==== MATERIAL FOR THE TASK ====

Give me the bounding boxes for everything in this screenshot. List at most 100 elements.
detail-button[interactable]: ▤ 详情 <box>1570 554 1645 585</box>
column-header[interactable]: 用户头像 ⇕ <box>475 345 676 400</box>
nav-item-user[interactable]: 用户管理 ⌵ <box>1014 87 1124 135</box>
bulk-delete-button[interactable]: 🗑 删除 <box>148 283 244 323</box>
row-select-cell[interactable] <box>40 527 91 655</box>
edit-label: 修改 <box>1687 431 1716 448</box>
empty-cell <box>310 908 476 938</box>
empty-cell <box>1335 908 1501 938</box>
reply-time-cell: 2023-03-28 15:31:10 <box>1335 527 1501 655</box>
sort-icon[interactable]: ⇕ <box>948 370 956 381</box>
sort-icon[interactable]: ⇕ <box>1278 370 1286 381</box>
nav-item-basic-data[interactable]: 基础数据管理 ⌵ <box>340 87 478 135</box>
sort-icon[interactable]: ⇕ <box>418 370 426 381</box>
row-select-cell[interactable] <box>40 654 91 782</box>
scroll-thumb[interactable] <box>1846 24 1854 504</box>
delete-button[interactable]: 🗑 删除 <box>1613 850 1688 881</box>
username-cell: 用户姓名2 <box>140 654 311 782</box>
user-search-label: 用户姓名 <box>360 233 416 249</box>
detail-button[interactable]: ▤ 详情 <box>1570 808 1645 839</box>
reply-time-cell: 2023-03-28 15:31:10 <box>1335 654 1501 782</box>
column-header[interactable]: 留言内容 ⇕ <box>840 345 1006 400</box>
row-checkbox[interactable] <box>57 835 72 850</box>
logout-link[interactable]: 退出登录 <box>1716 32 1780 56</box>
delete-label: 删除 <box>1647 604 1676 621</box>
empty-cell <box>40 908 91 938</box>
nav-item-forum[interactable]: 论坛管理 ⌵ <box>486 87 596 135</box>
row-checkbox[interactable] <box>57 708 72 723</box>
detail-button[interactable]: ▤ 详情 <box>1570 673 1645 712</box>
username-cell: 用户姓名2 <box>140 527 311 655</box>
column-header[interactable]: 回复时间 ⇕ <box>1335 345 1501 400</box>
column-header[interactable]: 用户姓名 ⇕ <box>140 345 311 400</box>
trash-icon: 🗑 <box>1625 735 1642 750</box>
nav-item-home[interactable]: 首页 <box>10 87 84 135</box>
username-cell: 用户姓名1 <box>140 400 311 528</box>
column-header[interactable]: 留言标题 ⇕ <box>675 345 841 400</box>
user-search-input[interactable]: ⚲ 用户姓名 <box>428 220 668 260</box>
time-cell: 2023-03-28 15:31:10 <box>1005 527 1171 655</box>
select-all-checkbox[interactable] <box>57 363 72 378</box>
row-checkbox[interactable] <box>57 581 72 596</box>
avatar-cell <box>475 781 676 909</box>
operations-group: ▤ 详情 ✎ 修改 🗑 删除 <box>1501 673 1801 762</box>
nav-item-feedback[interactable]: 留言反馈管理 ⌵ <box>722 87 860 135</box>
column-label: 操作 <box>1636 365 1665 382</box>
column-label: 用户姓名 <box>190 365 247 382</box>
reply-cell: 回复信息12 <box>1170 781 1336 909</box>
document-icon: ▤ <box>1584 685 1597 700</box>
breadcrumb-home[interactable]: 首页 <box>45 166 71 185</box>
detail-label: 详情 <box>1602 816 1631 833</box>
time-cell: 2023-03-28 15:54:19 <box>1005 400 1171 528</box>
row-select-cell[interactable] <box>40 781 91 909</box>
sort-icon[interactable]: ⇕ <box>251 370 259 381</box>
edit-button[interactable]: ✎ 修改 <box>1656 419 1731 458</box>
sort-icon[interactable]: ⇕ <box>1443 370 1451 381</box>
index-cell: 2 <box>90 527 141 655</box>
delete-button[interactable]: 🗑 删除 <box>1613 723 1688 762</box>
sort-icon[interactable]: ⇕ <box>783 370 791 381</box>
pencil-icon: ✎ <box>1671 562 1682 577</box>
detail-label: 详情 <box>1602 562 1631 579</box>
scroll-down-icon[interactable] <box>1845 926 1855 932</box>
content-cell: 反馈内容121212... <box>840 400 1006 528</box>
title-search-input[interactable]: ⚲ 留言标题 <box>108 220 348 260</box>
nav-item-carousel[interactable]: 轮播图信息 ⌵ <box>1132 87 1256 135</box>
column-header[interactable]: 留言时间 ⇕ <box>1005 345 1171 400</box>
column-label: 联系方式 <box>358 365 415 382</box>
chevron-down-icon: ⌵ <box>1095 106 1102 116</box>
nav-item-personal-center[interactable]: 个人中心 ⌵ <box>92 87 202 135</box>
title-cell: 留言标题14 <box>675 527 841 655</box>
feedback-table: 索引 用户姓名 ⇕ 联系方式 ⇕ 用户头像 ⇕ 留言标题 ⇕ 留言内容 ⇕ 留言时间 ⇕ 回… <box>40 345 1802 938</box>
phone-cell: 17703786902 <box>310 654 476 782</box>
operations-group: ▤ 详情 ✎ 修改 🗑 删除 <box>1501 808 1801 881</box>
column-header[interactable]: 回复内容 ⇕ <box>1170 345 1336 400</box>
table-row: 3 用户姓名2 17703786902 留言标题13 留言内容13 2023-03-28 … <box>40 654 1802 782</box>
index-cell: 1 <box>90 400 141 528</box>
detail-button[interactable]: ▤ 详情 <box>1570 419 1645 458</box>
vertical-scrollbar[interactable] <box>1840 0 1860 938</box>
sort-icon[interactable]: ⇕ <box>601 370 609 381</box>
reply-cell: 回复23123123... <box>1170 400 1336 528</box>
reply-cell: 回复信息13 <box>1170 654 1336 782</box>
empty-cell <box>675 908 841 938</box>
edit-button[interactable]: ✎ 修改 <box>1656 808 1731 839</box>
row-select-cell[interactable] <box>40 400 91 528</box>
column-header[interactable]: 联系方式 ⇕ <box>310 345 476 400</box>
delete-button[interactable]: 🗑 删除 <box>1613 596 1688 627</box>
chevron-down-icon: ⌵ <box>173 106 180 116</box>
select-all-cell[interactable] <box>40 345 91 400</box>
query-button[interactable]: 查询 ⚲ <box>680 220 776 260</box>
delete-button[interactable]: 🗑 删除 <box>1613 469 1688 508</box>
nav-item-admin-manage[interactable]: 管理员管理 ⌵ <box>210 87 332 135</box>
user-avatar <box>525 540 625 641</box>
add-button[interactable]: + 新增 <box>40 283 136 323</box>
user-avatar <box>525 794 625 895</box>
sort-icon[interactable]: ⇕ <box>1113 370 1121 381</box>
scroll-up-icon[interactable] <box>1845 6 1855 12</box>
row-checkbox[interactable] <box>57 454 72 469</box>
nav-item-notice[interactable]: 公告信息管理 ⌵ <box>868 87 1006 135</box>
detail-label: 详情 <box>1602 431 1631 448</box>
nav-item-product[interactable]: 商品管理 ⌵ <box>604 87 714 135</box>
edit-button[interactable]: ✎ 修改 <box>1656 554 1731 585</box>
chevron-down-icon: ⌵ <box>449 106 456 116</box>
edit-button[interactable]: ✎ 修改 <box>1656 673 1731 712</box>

====

◆ **WHAT IS EXPECTED**
Turn the records, from the first line through the line containing "row-select-cell[interactable] <box>40 527", inclusive, into a Markdown table with a Row column numbering each line and a Text column holding the line, skipping any blank lines.

◆ **WRITTEN RESPONSE**
| Row | Text |
|---|---|
| 1 | Give me the bounding boxes for everything in this screenshot. List at most 100 elements. |
| 2 | detail-button[interactable]: ▤ 详情 <box>1570 554 1645 585</box> |
| 3 | column-header[interactable]: 用户头像 ⇕ <box>475 345 676 400</box> |
| 4 | nav-item-user[interactable]: 用户管理 ⌵ <box>1014 87 1124 135</box> |
| 5 | bulk-delete-button[interactable]: 🗑 删除 <box>148 283 244 323</box> |
| 6 | row-select-cell[interactable] <box>40 527 91 655</box> |